- REQUIREMENT
Write out the full set of records below exactly.

- DATA SHOWN
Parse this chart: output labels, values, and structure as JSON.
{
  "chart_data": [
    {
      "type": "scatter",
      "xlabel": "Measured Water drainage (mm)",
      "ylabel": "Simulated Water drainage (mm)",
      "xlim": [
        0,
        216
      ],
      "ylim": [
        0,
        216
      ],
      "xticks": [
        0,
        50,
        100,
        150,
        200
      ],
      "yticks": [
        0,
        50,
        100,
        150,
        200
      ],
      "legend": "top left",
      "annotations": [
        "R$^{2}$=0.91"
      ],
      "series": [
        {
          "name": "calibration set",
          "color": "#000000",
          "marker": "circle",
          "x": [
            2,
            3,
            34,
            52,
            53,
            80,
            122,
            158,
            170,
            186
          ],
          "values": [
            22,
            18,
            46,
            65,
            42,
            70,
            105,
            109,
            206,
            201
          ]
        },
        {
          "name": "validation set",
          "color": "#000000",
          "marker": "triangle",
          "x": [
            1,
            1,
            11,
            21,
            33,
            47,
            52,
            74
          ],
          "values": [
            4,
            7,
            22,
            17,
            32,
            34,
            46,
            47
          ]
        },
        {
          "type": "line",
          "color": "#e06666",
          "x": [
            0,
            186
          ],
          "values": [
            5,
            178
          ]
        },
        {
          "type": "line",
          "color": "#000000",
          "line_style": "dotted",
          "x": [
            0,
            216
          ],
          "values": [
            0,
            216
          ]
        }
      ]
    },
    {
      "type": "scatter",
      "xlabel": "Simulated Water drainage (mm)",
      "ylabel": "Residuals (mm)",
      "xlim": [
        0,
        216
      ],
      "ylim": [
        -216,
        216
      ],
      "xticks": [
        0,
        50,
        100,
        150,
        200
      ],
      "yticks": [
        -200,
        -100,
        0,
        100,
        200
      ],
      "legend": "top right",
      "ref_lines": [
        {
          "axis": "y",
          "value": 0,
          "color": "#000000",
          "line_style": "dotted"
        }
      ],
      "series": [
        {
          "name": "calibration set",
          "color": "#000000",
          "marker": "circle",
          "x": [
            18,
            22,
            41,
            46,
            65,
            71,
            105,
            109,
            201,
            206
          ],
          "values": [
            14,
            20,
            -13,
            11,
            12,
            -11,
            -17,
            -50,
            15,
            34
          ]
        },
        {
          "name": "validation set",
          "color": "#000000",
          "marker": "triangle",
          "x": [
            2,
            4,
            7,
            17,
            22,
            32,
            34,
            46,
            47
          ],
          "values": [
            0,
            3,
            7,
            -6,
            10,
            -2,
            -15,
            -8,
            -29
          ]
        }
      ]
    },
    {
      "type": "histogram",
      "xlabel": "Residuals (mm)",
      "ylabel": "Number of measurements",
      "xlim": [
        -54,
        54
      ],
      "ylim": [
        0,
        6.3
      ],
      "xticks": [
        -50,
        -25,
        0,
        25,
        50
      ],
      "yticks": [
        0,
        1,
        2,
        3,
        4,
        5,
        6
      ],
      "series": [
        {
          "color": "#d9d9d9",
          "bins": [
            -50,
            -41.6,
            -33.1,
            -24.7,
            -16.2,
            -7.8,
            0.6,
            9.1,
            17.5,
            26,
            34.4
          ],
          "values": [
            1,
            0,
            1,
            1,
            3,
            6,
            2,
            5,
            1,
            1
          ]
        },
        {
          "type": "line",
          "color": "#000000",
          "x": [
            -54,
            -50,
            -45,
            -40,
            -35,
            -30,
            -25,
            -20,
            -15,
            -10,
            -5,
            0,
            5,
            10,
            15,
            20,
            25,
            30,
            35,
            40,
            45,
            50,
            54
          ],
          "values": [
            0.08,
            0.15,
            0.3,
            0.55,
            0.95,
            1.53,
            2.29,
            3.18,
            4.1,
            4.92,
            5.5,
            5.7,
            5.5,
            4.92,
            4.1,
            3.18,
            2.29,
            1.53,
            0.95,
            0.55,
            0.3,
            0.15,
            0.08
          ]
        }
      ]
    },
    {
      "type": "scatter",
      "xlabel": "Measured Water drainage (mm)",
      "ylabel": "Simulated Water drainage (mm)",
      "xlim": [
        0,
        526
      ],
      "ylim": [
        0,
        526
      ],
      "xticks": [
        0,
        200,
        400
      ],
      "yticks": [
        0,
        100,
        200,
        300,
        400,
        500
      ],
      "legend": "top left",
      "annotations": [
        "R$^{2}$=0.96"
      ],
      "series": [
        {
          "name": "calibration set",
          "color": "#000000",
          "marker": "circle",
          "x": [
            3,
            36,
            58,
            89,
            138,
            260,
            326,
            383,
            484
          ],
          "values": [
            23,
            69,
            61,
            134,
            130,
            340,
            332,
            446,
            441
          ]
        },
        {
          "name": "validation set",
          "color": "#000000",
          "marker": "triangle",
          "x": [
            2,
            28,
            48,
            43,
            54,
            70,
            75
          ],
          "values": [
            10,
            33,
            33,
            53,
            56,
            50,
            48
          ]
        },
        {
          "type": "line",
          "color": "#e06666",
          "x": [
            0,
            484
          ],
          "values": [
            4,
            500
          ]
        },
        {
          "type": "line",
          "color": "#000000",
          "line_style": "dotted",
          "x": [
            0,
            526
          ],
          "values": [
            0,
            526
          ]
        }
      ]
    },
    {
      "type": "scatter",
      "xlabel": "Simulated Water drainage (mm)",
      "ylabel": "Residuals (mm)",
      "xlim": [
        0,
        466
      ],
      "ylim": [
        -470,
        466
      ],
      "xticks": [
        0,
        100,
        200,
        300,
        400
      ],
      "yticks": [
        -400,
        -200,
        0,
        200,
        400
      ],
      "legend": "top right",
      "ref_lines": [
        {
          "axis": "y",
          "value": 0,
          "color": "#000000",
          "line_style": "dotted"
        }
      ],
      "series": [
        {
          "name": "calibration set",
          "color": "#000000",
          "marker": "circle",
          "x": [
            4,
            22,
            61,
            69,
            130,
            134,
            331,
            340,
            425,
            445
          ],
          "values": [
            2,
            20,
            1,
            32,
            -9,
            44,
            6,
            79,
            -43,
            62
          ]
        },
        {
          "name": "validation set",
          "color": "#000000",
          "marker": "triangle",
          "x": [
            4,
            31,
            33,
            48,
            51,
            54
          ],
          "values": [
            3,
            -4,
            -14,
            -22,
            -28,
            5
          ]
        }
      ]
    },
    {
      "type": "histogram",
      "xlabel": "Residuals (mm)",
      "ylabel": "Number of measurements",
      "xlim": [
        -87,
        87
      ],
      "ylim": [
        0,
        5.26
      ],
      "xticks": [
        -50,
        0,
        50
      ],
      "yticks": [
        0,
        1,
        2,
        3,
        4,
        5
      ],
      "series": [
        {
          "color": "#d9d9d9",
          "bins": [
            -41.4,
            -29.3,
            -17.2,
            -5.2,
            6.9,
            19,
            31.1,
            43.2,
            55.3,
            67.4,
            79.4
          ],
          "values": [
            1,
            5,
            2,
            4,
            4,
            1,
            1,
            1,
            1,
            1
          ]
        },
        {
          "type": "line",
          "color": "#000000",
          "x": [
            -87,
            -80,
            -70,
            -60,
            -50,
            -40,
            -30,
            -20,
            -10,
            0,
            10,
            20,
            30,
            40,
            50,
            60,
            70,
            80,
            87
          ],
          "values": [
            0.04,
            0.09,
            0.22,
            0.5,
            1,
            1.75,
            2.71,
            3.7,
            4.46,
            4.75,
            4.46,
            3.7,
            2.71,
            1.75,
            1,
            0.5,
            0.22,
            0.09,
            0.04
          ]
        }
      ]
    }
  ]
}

- PROBLEM SOLUTION
Parse this chart: output labels, values, and structure as JSON.
{
  "chart_data": [
    {
      "type": "scatter",
      "xlabel": "Measured Water drainage (mm)",
      "ylabel": "Simulated Water drainage (mm)",
      "xlim": [
        0,
        216
      ],
      "ylim": [
        0,
        216
      ],
      "xticks": [
        0,
        50,
        100,
        150,
        200
      ],
      "yticks": [
        0,
        50,
        100,
        150,
        200
      ],
      "legend": "top left",
      "annotations": [
        "R$^{2}$=0.91"
      ],
      "series": [
        {
          "name": "calibration set",
          "color": "#000000",
          "marker": "circle",
          "x": [
            2,
            3,
            34,
            52,
            53,
            80,
            122,
            158,
            170,
            186
          ],
          "values": [
            22,
            18,
            46,
            65,
            42,
            70,
            105,
            109,
            206,
            201
          ]
        },
        {
          "name": "validation set",
          "color": "#000000",
          "marker": "triangle",
          "x": [
            1,
            1,
            11,
            21,
            33,
            47,
            52,
            74
          ],
          "values": [
            4,
            7,
            22,
            17,
            32,
            34,
            46,
            47
          ]
        },
        {
          "type": "line",
          "color": "#e06666",
          "x": [
            0,
            186
          ],
          "values": [
            5,
            178
          ]
        },
        {
          "type": "line",
          "color": "#000000",
          "line_style": "dotted",
          "x": [
            0,
            216
          ],
          "values": [
            0,
            216
          ]
        }
      ]
    },
    {
      "type": "scatter",
      "xlabel": "Simulated Water drainage (mm)",
      "ylabel": "Residuals (mm)",
      "xlim": [
        0,
        216
      ],
      "ylim": [
        -216,
        216
      ],
      "xticks": [
        0,
        50,
        100,
        150,
        200
      ],
      "yticks": [
        -200,
        -100,
        0,
        100,
        200
      ],
      "legend": "top right",
      "ref_lines": [
        {
          "axis": "y",
          "value": 0,
          "color": "#000000",
          "line_style": "dotted"
        }
      ],
      "series": [
        {
          "name": "calibration set",
          "color": "#000000",
          "marker": "circle",
          "x": [
            18,
            22,
            41,
            46,
            65,
            71,
            105,
            109,
            201,
            206
          ],
          "values": [
            14,
            20,
            -13,
            11,
            12,
            -11,
            -17,
            -50,
            15,
            34
          ]
        },
        {
          "name": "validation set",
          "color": "#000000",
          "marker": "triangle",
          "x": [
            2,
            4,
            7,
            17,
            22,
            32,
            34,
            46,
            47
          ],
          "values": [
            0,
            3,
            7,
            -6,
            10,
            -2,
            -15,
            -8,
            -29
          ]
        }
      ]
    },
    {
      "type": "histogram",
      "xlabel": "Residuals (mm)",
      "ylabel": "Number of measurements",
      "xlim": [
        -54,
        54
      ],
      "ylim": [
        0,
        6.3
      ],
      "xticks": [
        -50,
        -25,
        0,
        25,
        50
      ],
      "yticks": [
        0,
        1,
        2,
        3,
        4,
        5,
        6
      ],
      "series": [
        {
          "color": "#d9d9d9",
          "bins": [
            -50,
            -41.6,
            -33.1,
            -24.7,
            -16.2,
            -7.8,
            0.6,
            9.1,
            17.5,
            26,
            34.4
          ],
          "values": [
            1,
            0,
            1,
            1,
            3,
            6,
            2,
            5,
            1,
            1
          ]
        },
        {
          "type": "line",
          "color": "#000000",
          "x": [
            -54,
            -50,
            -45,
            -40,
            -35,
            -30,
            -25,
            -20,
            -15,
            -10,
            -5,
            0,
            5,
            10,
            15,
            20,
            25,
            30,
            35,
            40,
            45,
            50,
            54
          ],
          "values": [
            0.08,
            0.15,
            0.3,
            0.55,
            0.95,
            1.53,
            2.29,
            3.18,
            4.1,
            4.92,
            5.5,
            5.7,
            5.5,
            4.92,
            4.1,
            3.18,
            2.29,
            1.53,
            0.95,
            0.55,
            0.3,
            0.15,
            0.08
          ]
        }
      ]
    },
    {
      "type": "scatter",
      "xlabel": "Measured Water drainage (mm)",
      "ylabel": "Simulated Water drainage (mm)",
      "xlim": [
        0,
        526
      ],
      "ylim": [
        0,
        526
      ],
      "xticks": [
        0,
        200,
        400
      ],
      "yticks": [
        0,
        100,
        200,
        300,
        400,
        500
      ],
      "legend": "top left",
      "annotations": [
        "R$^{2}$=0.96"
      ],
      "series": [
        {
          "name": "calibration set",
          "color": "#000000",
          "marker": "circle",
          "x": [
            3,
            36,
            58,
            89,
            138,
            260,
            326,
            383,
            484
          ],
          "values": [
            23,
            69,
            61,
            134,
            130,
            340,
            332,
            446,
            441
          ]
        },
        {
          "name": "validation set",
          "color": "#000000",
          "marker": "triangle",
          "x": [
            2,
            28,
            48,
            43,
            54,
            70,
            75
          ],
          "values": [
            10,
            33,
            33,
            53,
            56,
            50,
            48
          ]
        },
        {
          "type": "line",
          "color": "#e06666",
          "x": [
            0,
            484
          ],
          "values": [
            4,
            500
          ]
        },
        {
          "type": "line",
          "color": "#000000",
          "line_style": "dotted",
          "x": [
            0,
            526
          ],
          "values": [
            0,
            526
          ]
        }
      ]
    },
    {
      "type": "scatter",
      "xlabel": "Simulated Water drainage (mm)",
      "ylabel": "Residuals (mm)",
      "xlim": [
        0,
        466
      ],
      "ylim": [
        -470,
        466
      ],
      "xticks": [
        0,
        100,
        200,
        300,
        400
      ],
      "yticks": [
        -400,
        -200,
        0,
        200,
        400
      ],
      "legend": "top right",
      "ref_lines": [
        {
          "axis": "y",
          "value": 0,
          "color": "#000000",
          "line_style": "dotted"
        }
      ],
      "series": [
        {
          "name": "calibration set",
          "color": "#000000",
          "marker": "circle",
          "x": [
            4,
            22,
            61,
            69,
            130,
            134,
            331,
            340,
            425,
            445
          ],
          "values": [
            2,
            20,
            1,
            32,
            -9,
            44,
            6,
            79,
            -43,
            62
          ]
        },
        {
          "name": "validation set",
          "color": "#000000",
          "marker": "triangle",
          "x": [
            4,
            31,
            33,
            48,
            51,
            54
          ],
          "values": [
            3,
            -4,
            -14,
            -22,
            -28,
            5
          ]
        }
      ]
    },
    {
      "type": "histogram",
      "xlabel": "Residuals (mm)",
      "ylabel": "Number of measurements",
      "xlim": [
        -87,
        87
      ],
      "ylim": [
        0,
        5.26
      ],
      "xticks": [
        -50,
        0,
        50
      ],
      "yticks": [
        0,
        1,
        2,
        3,
        4,
        5
      ],
      "series": [
        {
          "color": "#d9d9d9",
          "bins": [
            -41.4,
            -29.3,
            -17.2,
            -5.2,
            6.9,
            19,
            31.1,
            43.2,
            55.3,
            67.4,
            79.4
          ],
          "values": [
            1,
            5,
            2,
            4,
            4,
            1,
            1,
            1,
            1,
            1
          ]
        },
        {
          "type": "line",
          "color": "#000000",
          "x": [
            -87,
            -80,
            -70,
            -60,
            -50,
            -40,
            -30,
            -20,
            -10,
            0,
            10,
            20,
            30,
            40,
            50,
            60,
            70,
            80,
            87
          ],
          "values": [
            0.04,
            0.09,
            0.22,
            0.5,
            1,
            1.75,
            2.71,
            3.7,
            4.46,
            4.75,
            4.46,
            3.7,
            2.71,
            1.75,
            1,
            0.5,
            0.22,
            0.09,
            0.04
          ]
        }
      ]
    }
  ]
}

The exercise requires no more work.